Records contained in a dataset
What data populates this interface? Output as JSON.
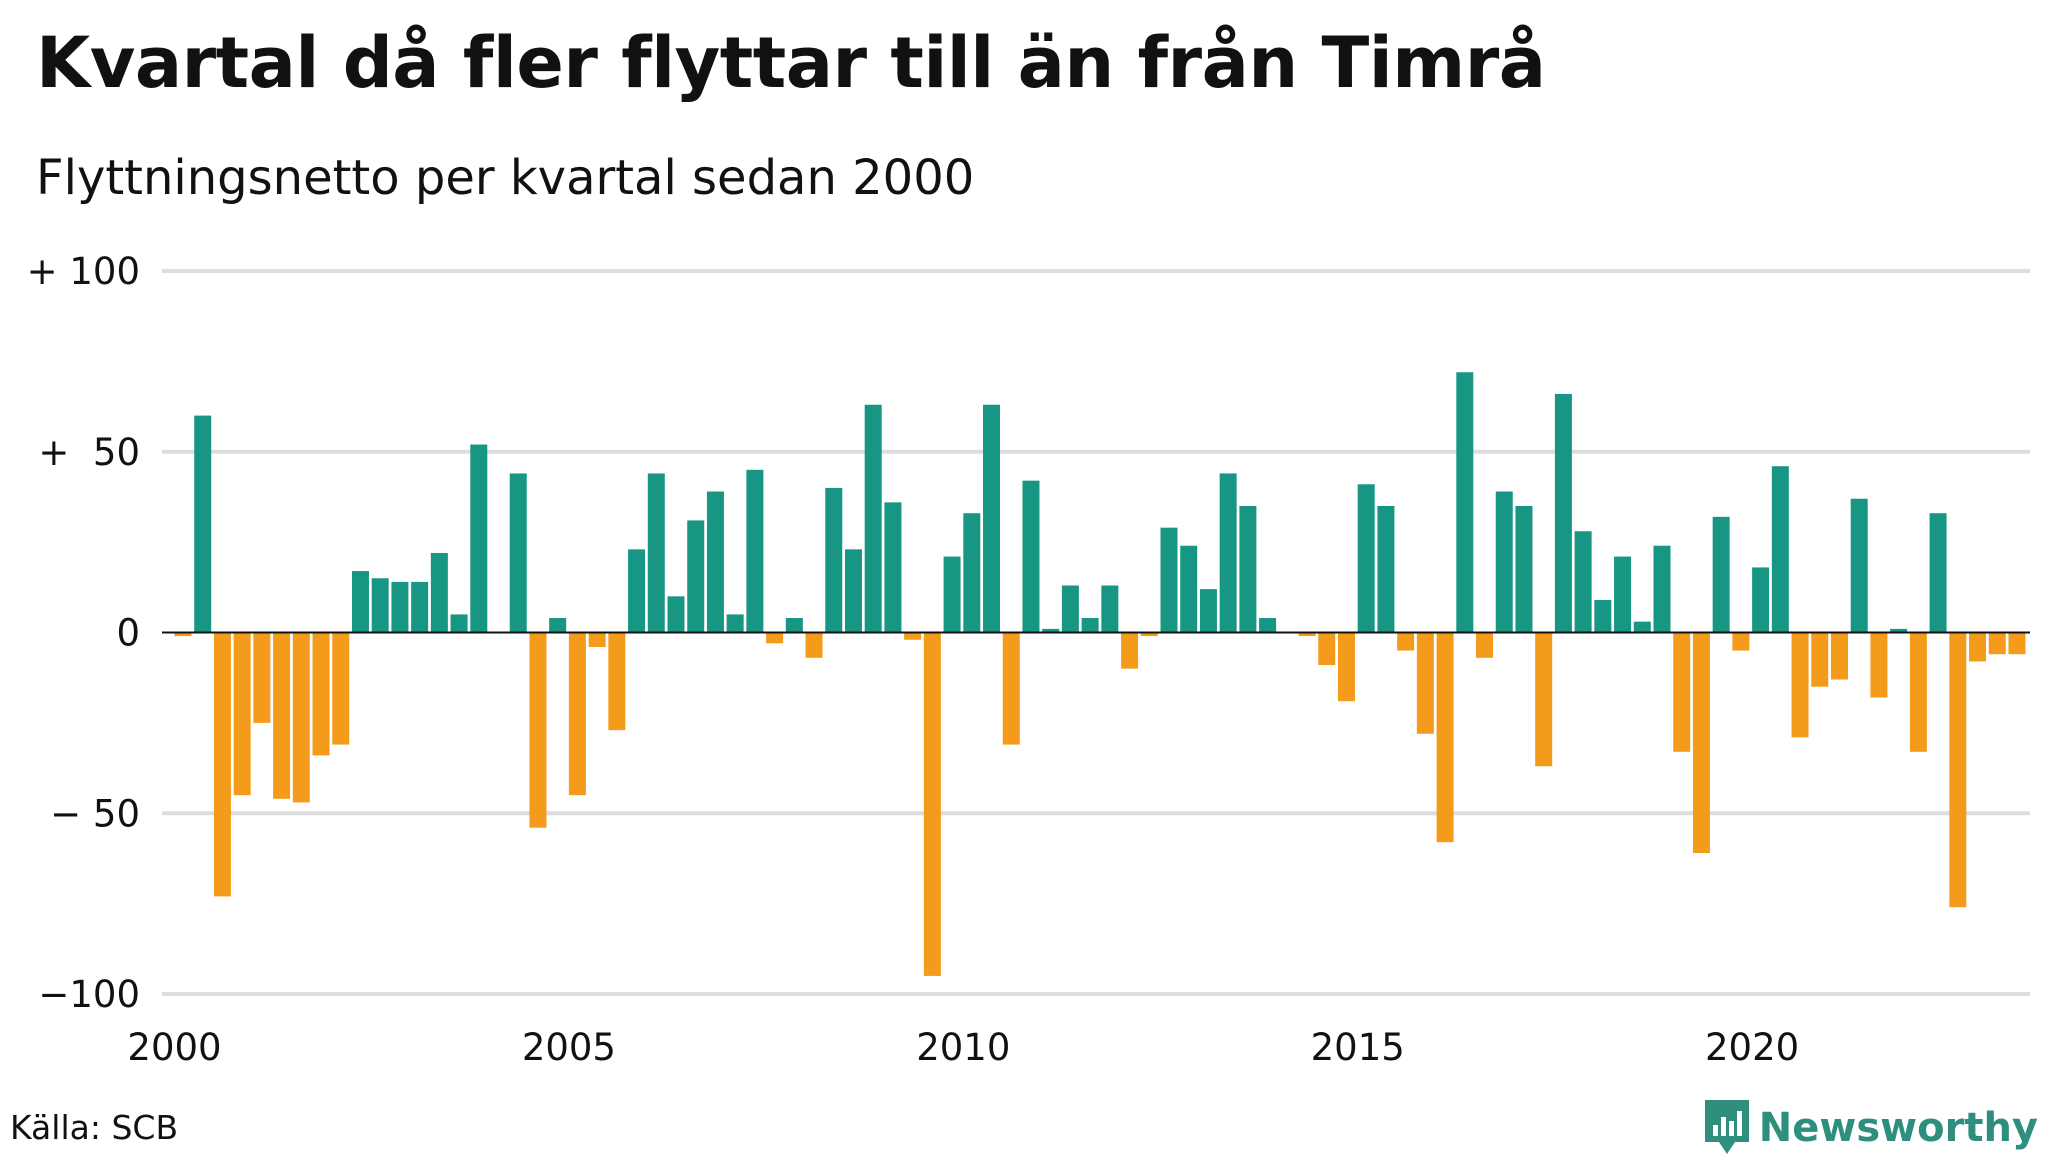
{
  "title": "Kvartal då fler flyttar till än från Timrå",
  "subtitle": "Flyttningsnetto per kvartal sedan 2000",
  "source": "Källa: SCB",
  "brand": "Newsworthy",
  "colors": {
    "positive": "#179684",
    "negative": "#f59b1b",
    "grid": "#dddddd",
    "zero_line": "#111111",
    "brand": "#2f8f7f",
    "text": "#111111"
  },
  "chart_data": {
    "type": "bar",
    "title": "Kvartal då fler flyttar till än från Timrå",
    "subtitle": "Flyttningsnetto per kvartal sedan 2000",
    "ylim": [
      -100,
      100
    ],
    "grid": true,
    "y_ticks": [
      {
        "value": 100,
        "label": "+ 100"
      },
      {
        "value": 50,
        "label": "+  50"
      },
      {
        "value": 0,
        "label": "0"
      },
      {
        "value": -50,
        "label": "− 50"
      },
      {
        "value": -100,
        "label": "−100"
      }
    ],
    "x_ticks": [
      {
        "quarter_index": 0,
        "label": "2000"
      },
      {
        "quarter_index": 20,
        "label": "2005"
      },
      {
        "quarter_index": 40,
        "label": "2010"
      },
      {
        "quarter_index": 60,
        "label": "2015"
      },
      {
        "quarter_index": 80,
        "label": "2020"
      }
    ],
    "first_quarter": "2000 Q1",
    "values": [
      -1,
      60,
      -73,
      -45,
      -25,
      -46,
      -47,
      -34,
      -31,
      17,
      15,
      14,
      14,
      22,
      5,
      52,
      0,
      44,
      -54,
      4,
      -45,
      -4,
      -27,
      23,
      44,
      10,
      31,
      39,
      5,
      45,
      -3,
      4,
      -7,
      40,
      23,
      63,
      36,
      -2,
      -95,
      21,
      33,
      63,
      -31,
      42,
      1,
      13,
      4,
      13,
      -10,
      -1,
      29,
      24,
      12,
      44,
      35,
      4,
      0,
      -1,
      -9,
      -19,
      41,
      35,
      -5,
      -28,
      -58,
      72,
      -7,
      39,
      35,
      -37,
      66,
      28,
      9,
      21,
      3,
      24,
      -33,
      -61,
      32,
      -5,
      18,
      46,
      -29,
      -15,
      -13,
      37,
      -18,
      1,
      -33,
      33,
      -76,
      -8,
      -6,
      -6
    ]
  }
}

» **WHAT TO PRODUCE**: Write out every line of the entries that holds the word "från".

» **WRITTEN ANSWER**:
  "title": "Kvartal då fler flyttar till än från Timrå",
    "title": "Kvartal då fler flyttar till än från Timrå",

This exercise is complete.